------ Dataset extract
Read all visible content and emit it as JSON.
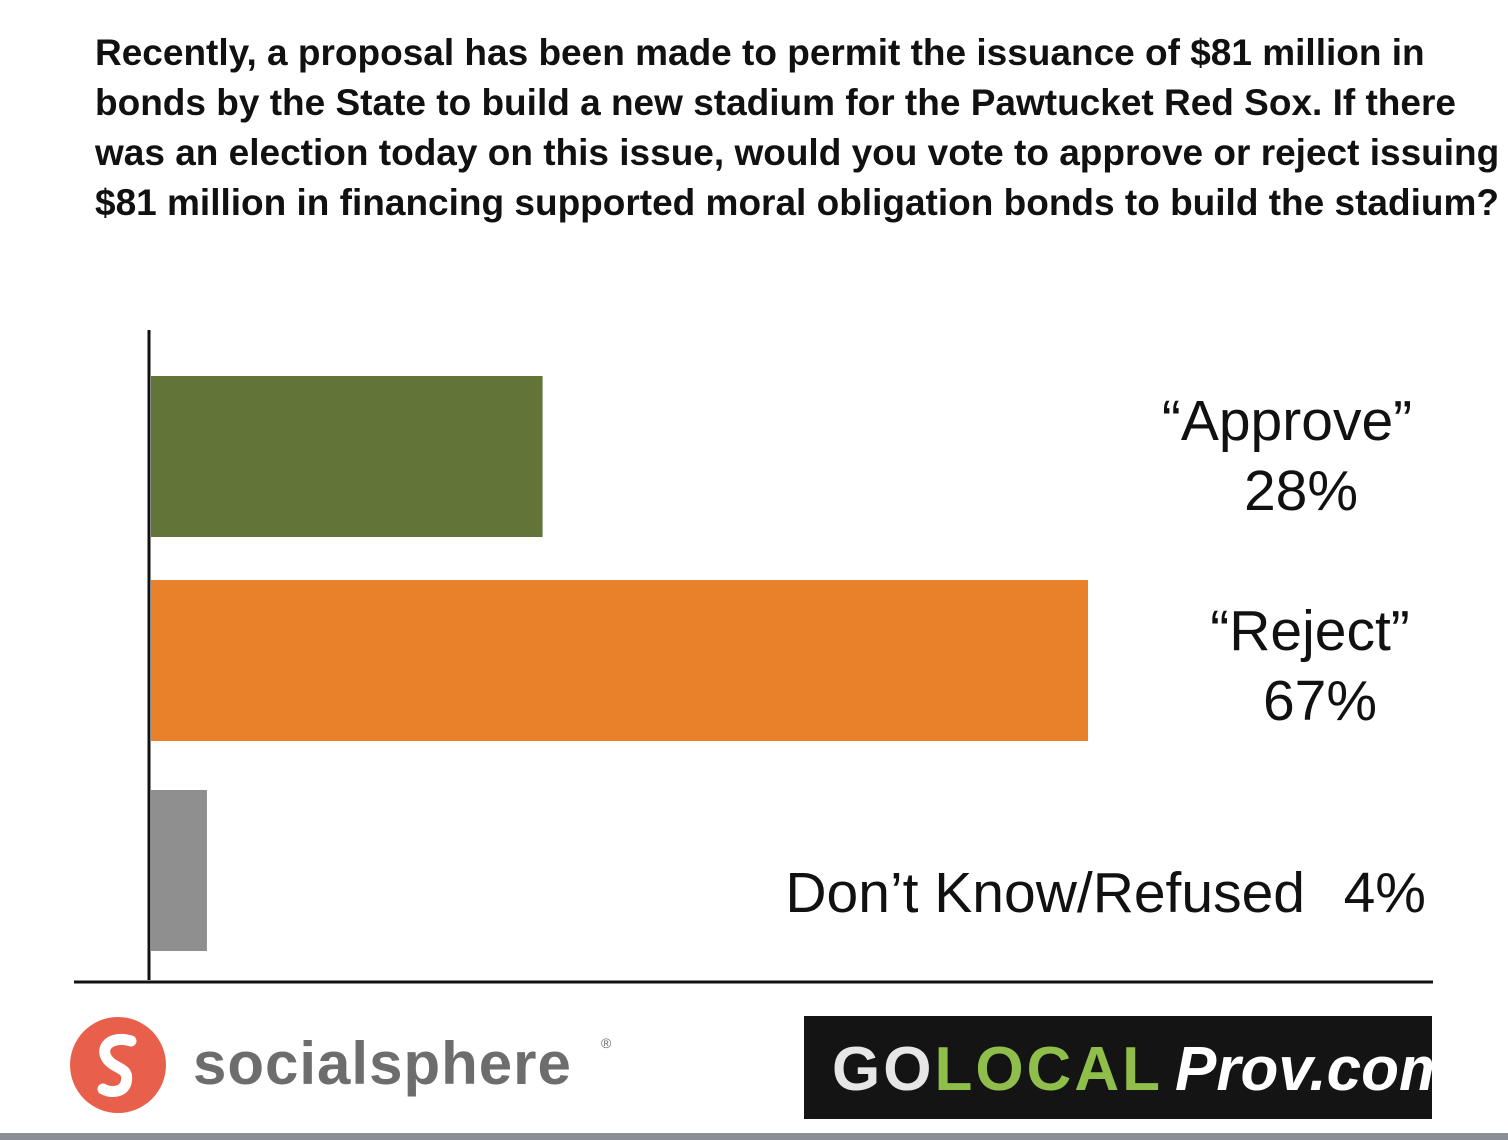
{
  "question": "Recently, a proposal has been made to permit the issuance of $81 million in bonds by the State to build a new stadium for the Pawtucket Red Sox. If there was an election today on this issue, would you vote to approve or reject issuing $81 million in financing supported moral obligation bonds to build the stadium?",
  "chart_data": {
    "type": "bar",
    "orientation": "horizontal",
    "categories": [
      "“Approve”",
      "“Reject”",
      "Don’t Know/Refused"
    ],
    "values": [
      28,
      67,
      4
    ],
    "value_labels": [
      "28%",
      "67%",
      "4%"
    ],
    "unit": "%",
    "colors": [
      "#617538",
      "#e8812a",
      "#8f8f8f"
    ],
    "xlim": [
      0,
      67
    ],
    "grid": false,
    "title": "",
    "xlabel": "",
    "ylabel": ""
  },
  "logos": {
    "socialsphere": {
      "name": "socialsphere",
      "registered_mark": "®",
      "mark_color": "#e8604c",
      "text_color": "#6d6d6d"
    },
    "golocal": {
      "part_go": "GO",
      "part_local": "LOCAL",
      "part_prov": "Prov.com",
      "background": "#141414",
      "go_color": "#e6e6e6",
      "local_color": "#8fbf4a",
      "prov_color": "#ffffff"
    }
  }
}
------------
Exercise aim: Set down the material above as is, without any pictures.

Task response:
Read all visible content and emit it as JSON.
{
  "question": "Recently, a proposal has been made to permit the issuance of $81 million in bonds by the State to build a new stadium for the Pawtucket Red Sox. If there was an election today on this issue, would you vote to approve or reject issuing $81 million in financing supported moral obligation bonds to build the stadium?",
  "chart_data": {
    "type": "bar",
    "orientation": "horizontal",
    "categories": [
      "“Approve”",
      "“Reject”",
      "Don’t Know/Refused"
    ],
    "values": [
      28,
      67,
      4
    ],
    "value_labels": [
      "28%",
      "67%",
      "4%"
    ],
    "unit": "%",
    "colors": [
      "#617538",
      "#e8812a",
      "#8f8f8f"
    ],
    "xlim": [
      0,
      67
    ],
    "grid": false,
    "title": "",
    "xlabel": "",
    "ylabel": ""
  },
  "logos": {
    "socialsphere": {
      "name": "socialsphere",
      "registered_mark": "®",
      "mark_color": "#e8604c",
      "text_color": "#6d6d6d"
    },
    "golocal": {
      "part_go": "GO",
      "part_local": "LOCAL",
      "part_prov": "Prov.com",
      "background": "#141414",
      "go_color": "#e6e6e6",
      "local_color": "#8fbf4a",
      "prov_color": "#ffffff"
    }
  }
}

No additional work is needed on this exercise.